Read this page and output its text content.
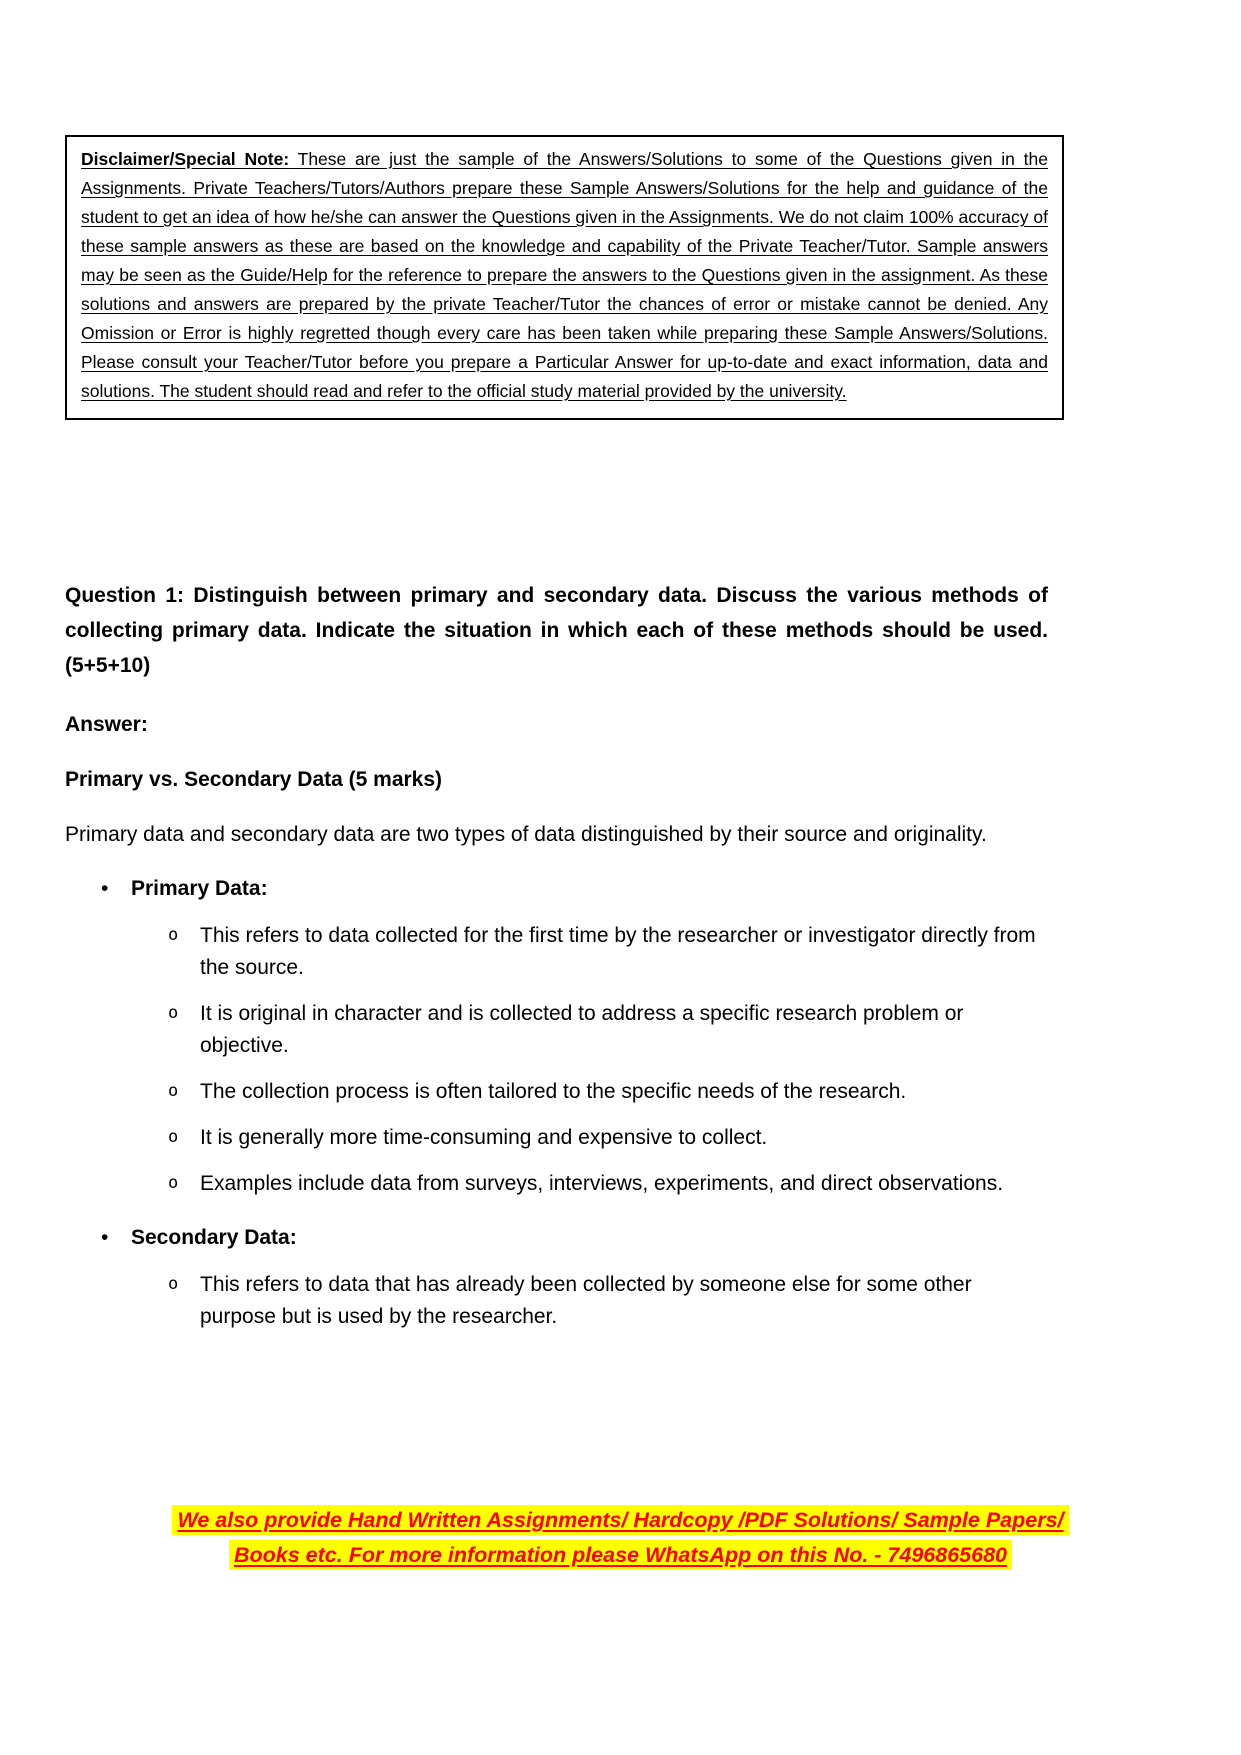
Disclaimer/Special Note: These are just the sample of the Answers/Solutions to some of the Questions given in the Assignments. Private Teachers/Tutors/Authors prepare these Sample Answers/Solutions for the help and guidance of the student to get an idea of how he/she can answer the Questions given in the Assignments. We do not claim 100% accuracy of these sample answers as these are based on the knowledge and capability of the Private Teacher/Tutor. Sample answers may be seen as the Guide/Help for the reference to prepare the answers to the Questions given in the assignment. As these solutions and answers are prepared by the private Teacher/Tutor the chances of error or mistake cannot be denied. Any Omission or Error is highly regretted though every care has been taken while preparing these Sample Answers/Solutions. Please consult your Teacher/Tutor before you prepare a Particular Answer for up-to-date and exact information, data and solutions. The student should read and refer to the official study material provided by the university.

Question 1: Distinguish between primary and secondary data. Discuss the various methods of collecting primary data. Indicate the situation in which each of these methods should be used. (5+5+10)

Answer:

Primary vs. Secondary Data (5 marks)

Primary data and secondary data are two types of data distinguished by their source and originality.

•	Primary Data:
o	This refers to data collected for the first time by the researcher or investigator directly from the source.
o	It is original in character and is collected to address a specific research problem or objective.
o	The collection process is often tailored to the specific needs of the research.
o	It is generally more time-consuming and expensive to collect.
o	Examples include data from surveys, interviews, experiments, and direct observations.
•	Secondary Data:
o	This refers to data that has already been collected by someone else for some other purpose but is used by the researcher.
We also provide Hand Written Assignments/ Hardcopy /PDF Solutions/ Sample Papers/
Books etc. For more information please WhatsApp on this No. - 7496865680
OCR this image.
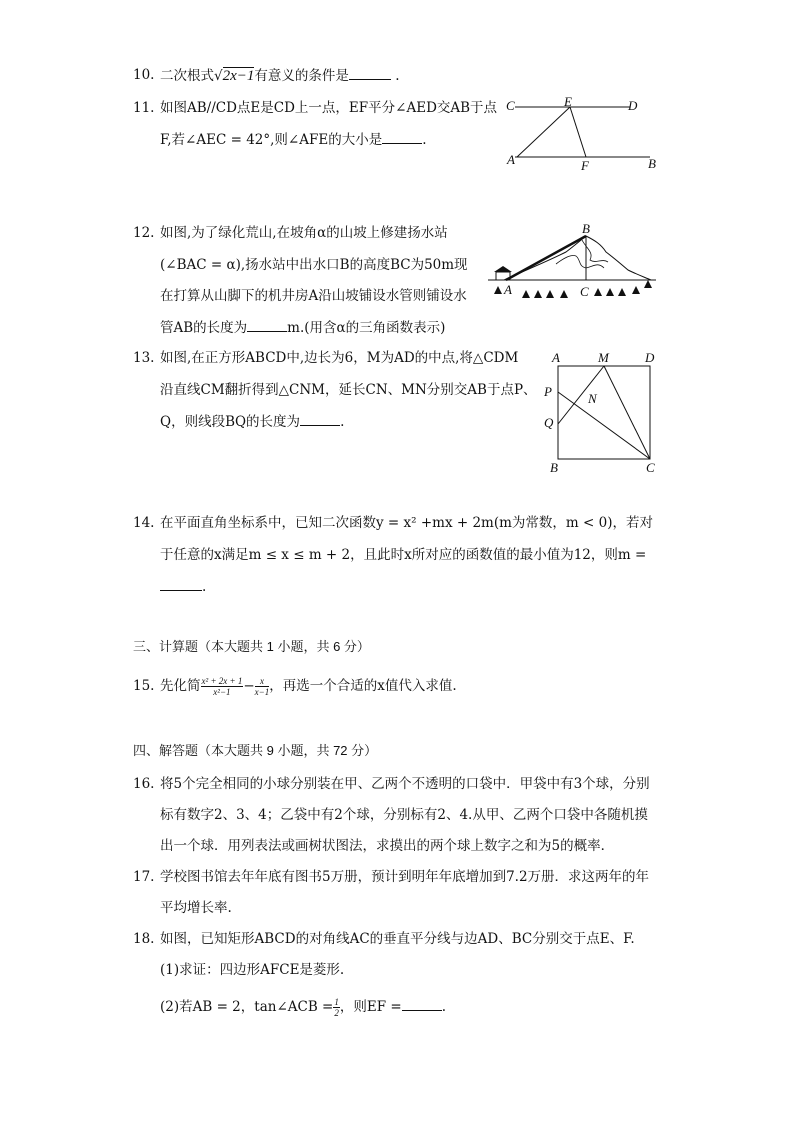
10. 二次根式√2x−1有意义的条件是	.
11. 如图AB//CD点E是CD上一点，EF平分∠AED交AB于点
F,若∠AEC = 42°,则∠AFE的大小是	.
C	E	D
A	F	B
12. 如图,为了绿化荒山,在坡角α的山坡上修建扬水站
(∠BAC = α),扬水站中出水口B的高度BC为50m现
在打算从山脚下的机井房A沿山坡铺设水管则铺设水
管AB的长度为	m.(用含α的三角函数表示)
B
A	C
13. 如图,在正方形ABCD中,边长为6，M为AD的中点,将△CDM
沿直线CM翻折得到△CNM，延长CN、MN分别交AB于点P、
Q，则线段BQ的长度为	.
A	M	D
P	N
Q
B	C
14. 在平面直角坐标系中，已知二次函数y = x² +mx + 2m(m为常数，m < 0)，若对
于任意的x满足m ≤ x ≤ m + 2，且此时x所对应的函数值的最小值为12，则m =
.
三、计算题（本大题共 1 小题，共 6 分）
15. 先化简 $\frac{\text{x² + 2x + 1}}{\text{x²−1}} - \frac{x}{x-1}$ ，再选一个合适的x值代入求值.
四、解答题（本大题共 9 小题，共 72 分）
16. 将5个完全相同的小球分别装在甲、乙两个不透明的口袋中．甲袋中有3个球，分别
标有数字2、3、4；乙袋中有2个球，分别标有2、4.从甲、乙两个口袋中各随机摸
出一个球．用列表法或画树状图法，求摸出的两个球上数字之和为5的概率．
17. 学校图书馆去年年底有图书5万册，预计到明年年底增加到7.2万册．求这两年的年
平均增长率.
18. 如图，已知矩形ABCD的对角线AC的垂直平分线与边AD、BC分别交于点E、F.
(1)求证：四边形AFCE是菱形.
(2)若AB = 2，tan∠ACB = $\frac{1}{2}$ ，则EF =	.
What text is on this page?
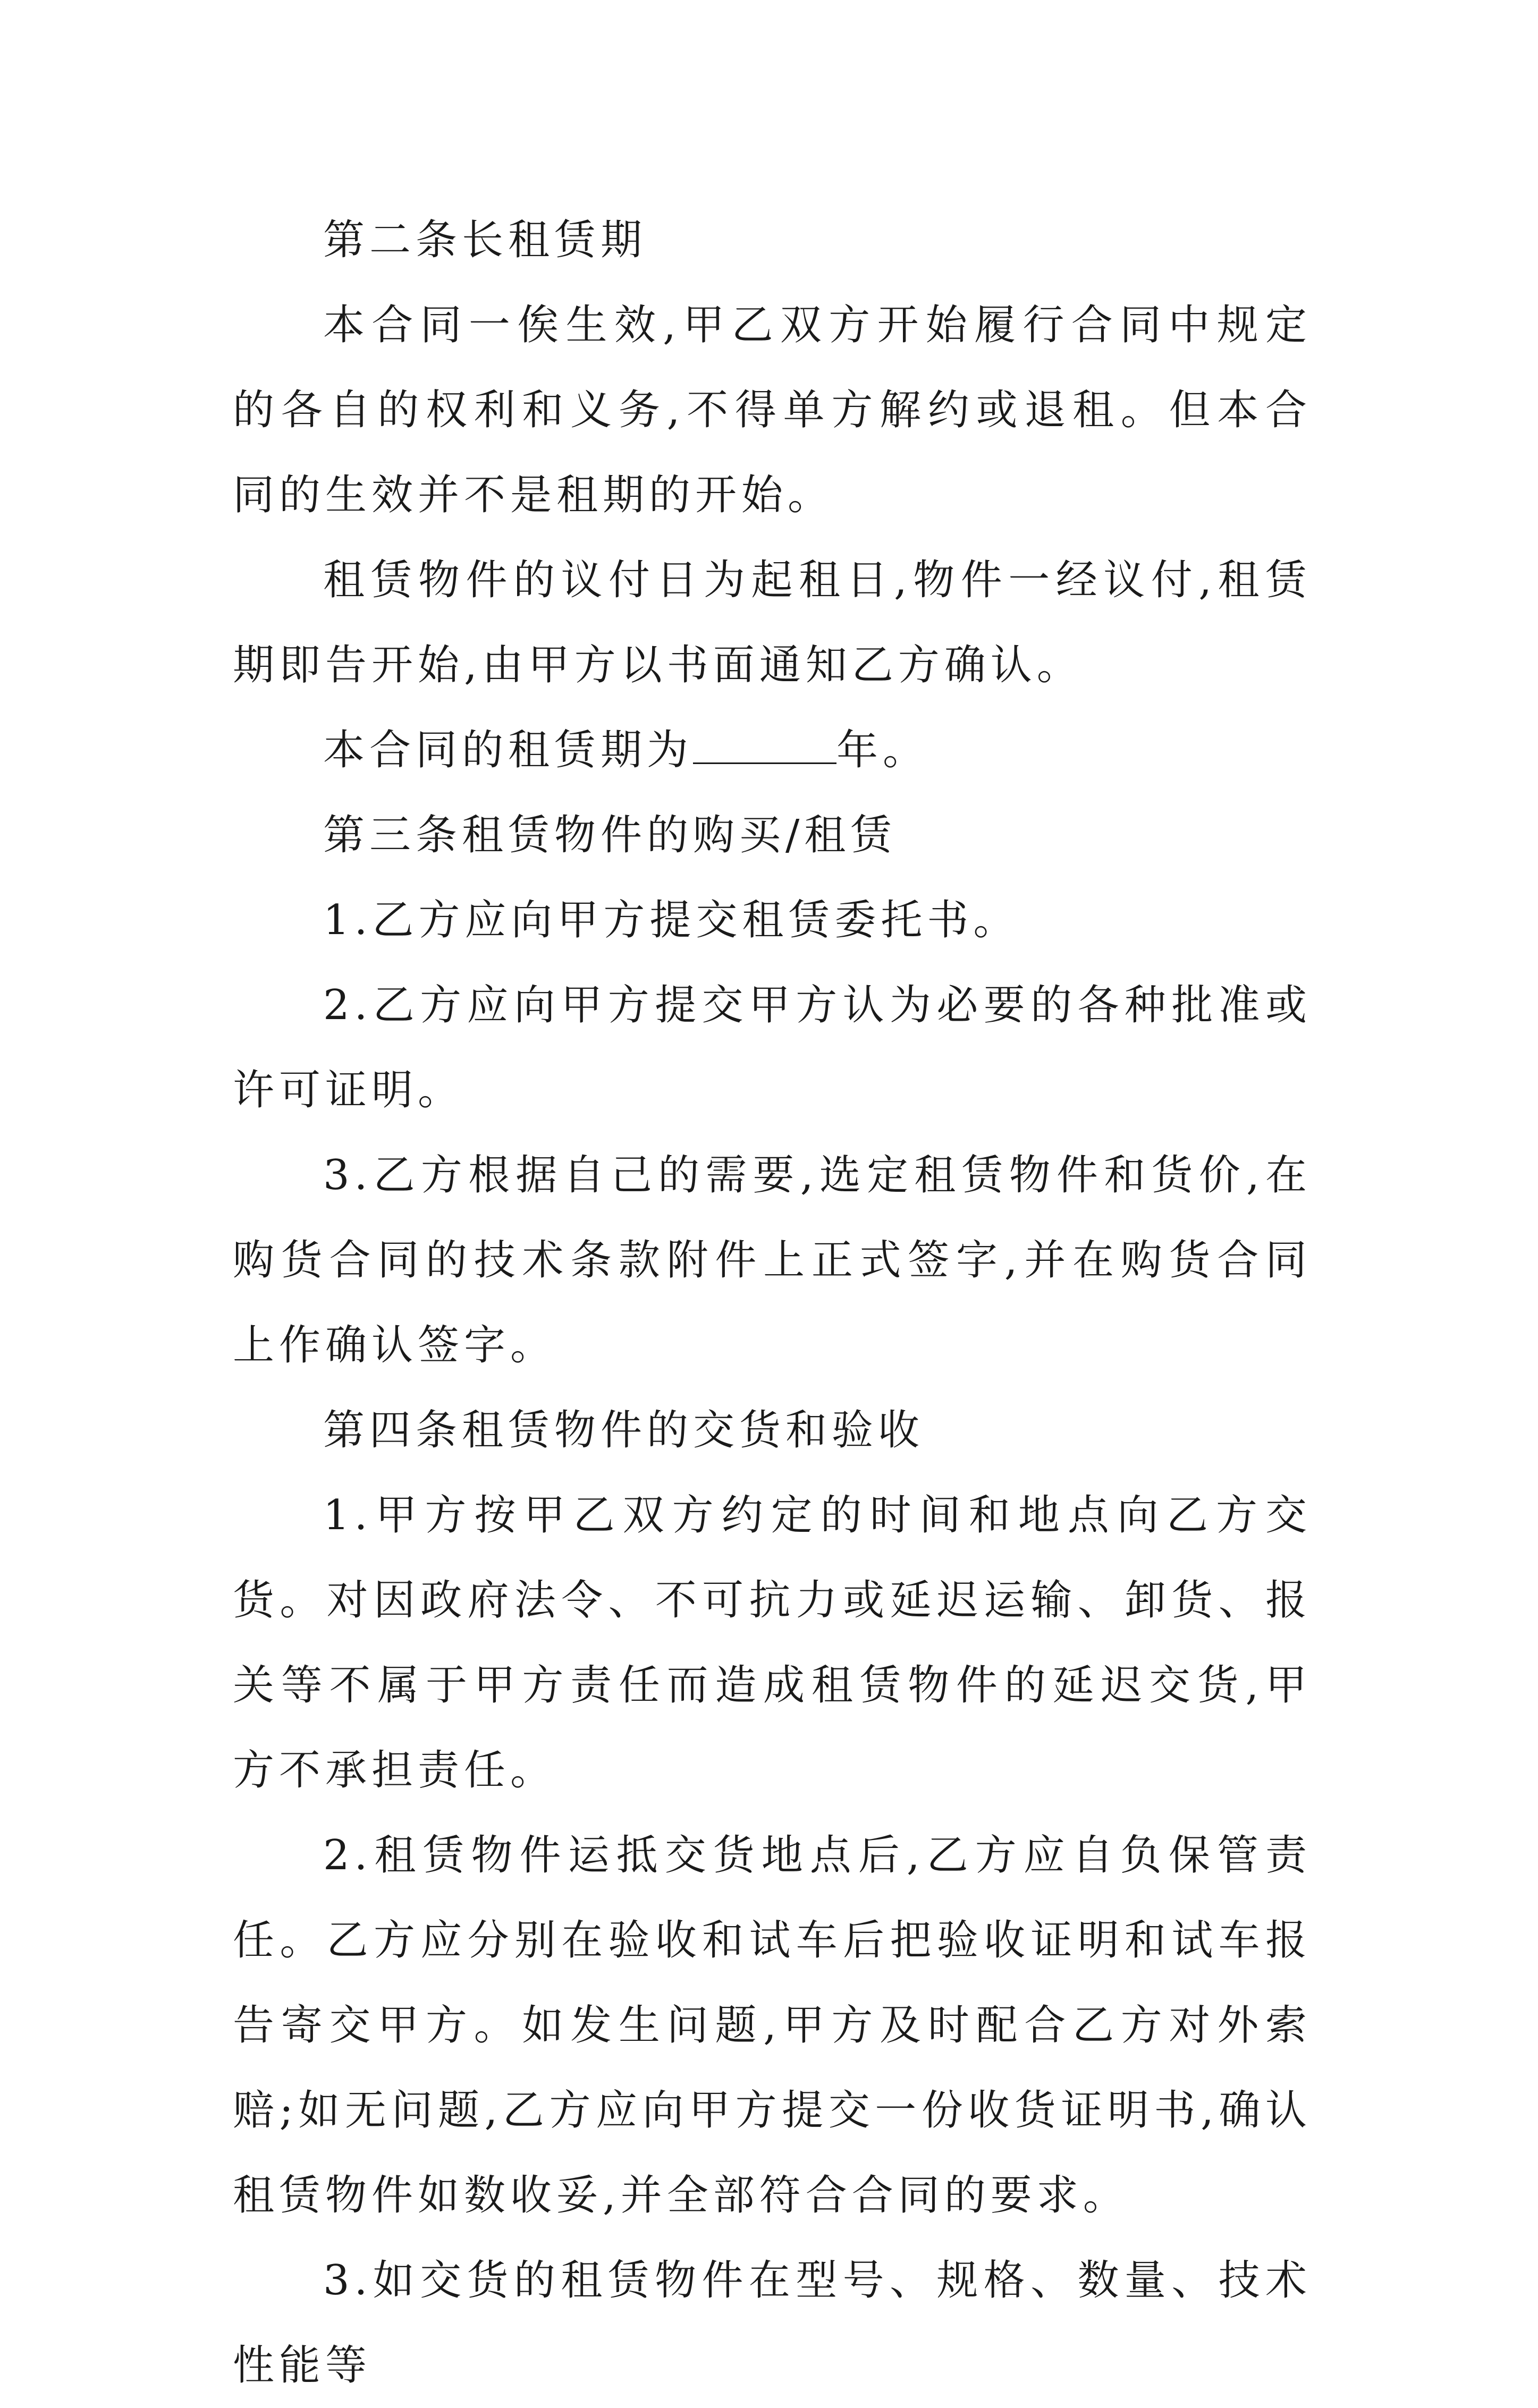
第二条长租赁期

本合同一俟生效,甲乙双方开始履行合同中规定的各自的权利和义务,不得单方解约或退租。但本合同的生效并不是租期的开始。

租赁物件的议付日为起租日,物件一经议付,租赁期即告开始,由甲方以书面通知乙方确认。

本合同的租赁期为	年。

第三条租赁物件的购买/租赁

1.乙方应向甲方提交租赁委托书。

2.乙方应向甲方提交甲方认为必要的各种批准或许可证明。

3.乙方根据自己的需要,选定租赁物件和货价,在购货合同的技术条款附件上正式签字,并在购货合同上作确认签字。

第四条租赁物件的交货和验收

1.甲方按甲乙双方约定的时间和地点向乙方交货。对因政府法令、不可抗力或延迟运输、卸货、报关等不属于甲方责任而造成租赁物件的延迟交货,甲方不承担责任。

2.租赁物件运抵交货地点后,乙方应自负保管责任。乙方应分别在验收和试车后把验收证明和试车报告寄交甲方。如发生问题,甲方及时配合乙方对外索赔;如无问题,乙方应向甲方提交一份收货证明书,确认租赁物件如数收妥,并全部符合合同的要求。

3.如交货的租赁物件在型号、规格、数量、技术性能等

----

◆ Prompt: Above are some records. Count the lines among them with the word "time", and answer with the number only.

◆ Task result: 2